---------- Source records
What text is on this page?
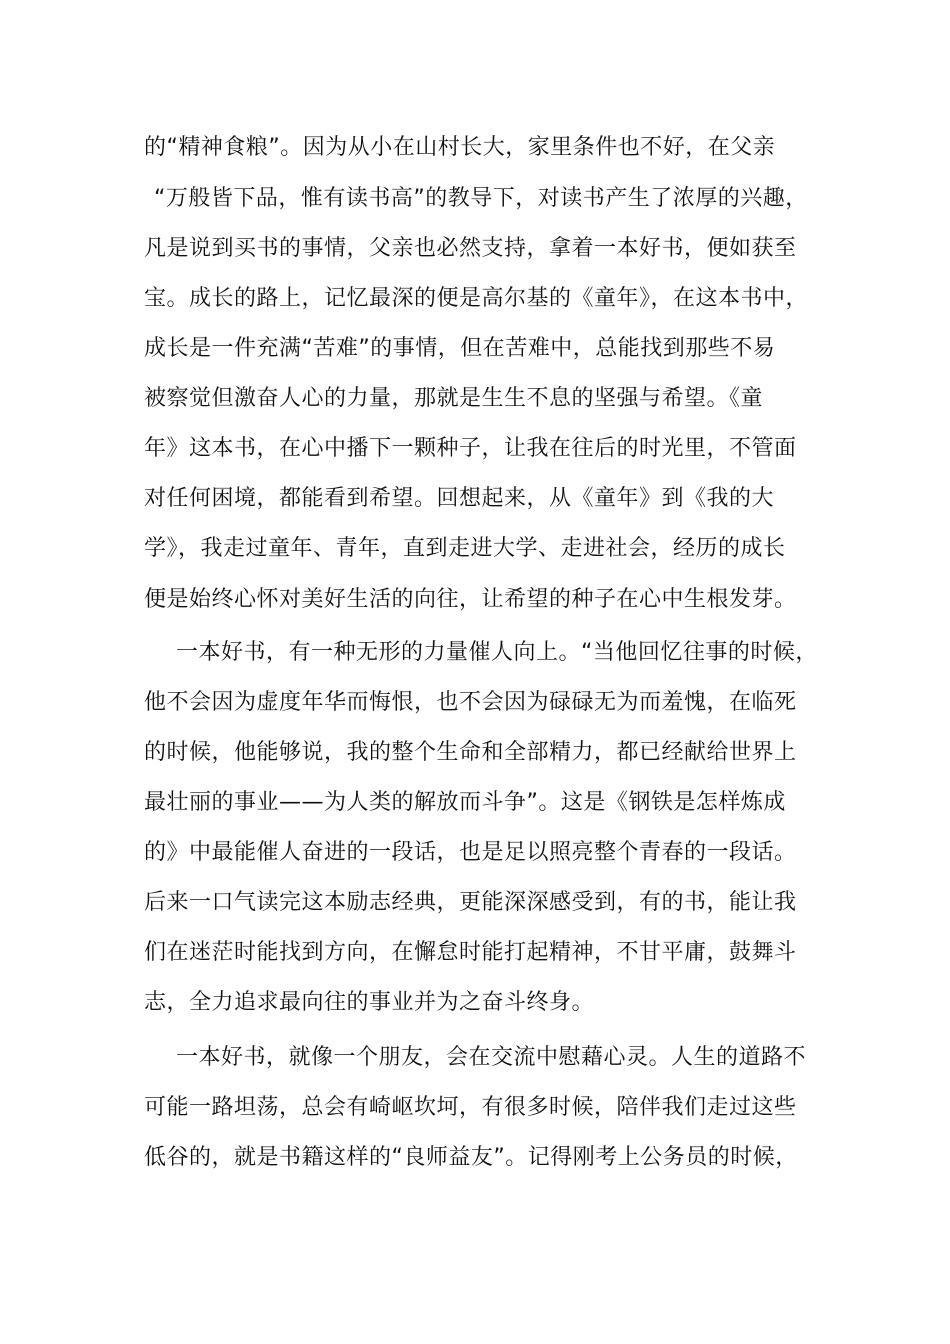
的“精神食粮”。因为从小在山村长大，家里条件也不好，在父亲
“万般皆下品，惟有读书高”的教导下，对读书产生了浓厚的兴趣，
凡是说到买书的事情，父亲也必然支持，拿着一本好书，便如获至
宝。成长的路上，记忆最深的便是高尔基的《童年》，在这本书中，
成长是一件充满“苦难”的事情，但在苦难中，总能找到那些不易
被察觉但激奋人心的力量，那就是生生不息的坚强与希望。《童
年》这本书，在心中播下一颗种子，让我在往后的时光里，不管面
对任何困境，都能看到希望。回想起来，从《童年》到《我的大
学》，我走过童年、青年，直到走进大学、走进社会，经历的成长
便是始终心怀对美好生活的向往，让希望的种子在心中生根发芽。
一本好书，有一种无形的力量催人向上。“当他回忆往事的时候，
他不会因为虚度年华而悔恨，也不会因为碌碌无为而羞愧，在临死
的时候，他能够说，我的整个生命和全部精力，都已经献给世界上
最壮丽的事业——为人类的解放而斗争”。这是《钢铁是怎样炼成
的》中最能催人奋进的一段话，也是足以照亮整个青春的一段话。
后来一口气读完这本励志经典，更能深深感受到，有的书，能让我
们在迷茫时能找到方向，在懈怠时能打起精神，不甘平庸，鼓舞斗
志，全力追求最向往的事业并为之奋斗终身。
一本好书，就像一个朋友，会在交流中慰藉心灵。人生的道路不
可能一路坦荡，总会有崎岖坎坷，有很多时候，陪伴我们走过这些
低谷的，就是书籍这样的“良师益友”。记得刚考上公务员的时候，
--------------------
* **What to work on**: The records above are to be restated exactly, without their pictures.

* **Answer below**:
What text is on this page?
的“精神食粮”。因为从小在山村长大，家里条件也不好，在父亲
“万般皆下品，惟有读书高”的教导下，对读书产生了浓厚的兴趣，
凡是说到买书的事情，父亲也必然支持，拿着一本好书，便如获至
宝。成长的路上，记忆最深的便是高尔基的《童年》，在这本书中，
成长是一件充满“苦难”的事情，但在苦难中，总能找到那些不易
被察觉但激奋人心的力量，那就是生生不息的坚强与希望。《童
年》这本书，在心中播下一颗种子，让我在往后的时光里，不管面
对任何困境，都能看到希望。回想起来，从《童年》到《我的大
学》，我走过童年、青年，直到走进大学、走进社会，经历的成长
便是始终心怀对美好生活的向往，让希望的种子在心中生根发芽。
一本好书，有一种无形的力量催人向上。“当他回忆往事的时候，
他不会因为虚度年华而悔恨，也不会因为碌碌无为而羞愧，在临死
的时候，他能够说，我的整个生命和全部精力，都已经献给世界上
最壮丽的事业——为人类的解放而斗争”。这是《钢铁是怎样炼成
的》中最能催人奋进的一段话，也是足以照亮整个青春的一段话。
后来一口气读完这本励志经典，更能深深感受到，有的书，能让我
们在迷茫时能找到方向，在懈怠时能打起精神，不甘平庸，鼓舞斗
志，全力追求最向往的事业并为之奋斗终身。
一本好书，就像一个朋友，会在交流中慰藉心灵。人生的道路不
可能一路坦荡，总会有崎岖坎坷，有很多时候，陪伴我们走过这些
低谷的，就是书籍这样的“良师益友”。记得刚考上公务员的时候，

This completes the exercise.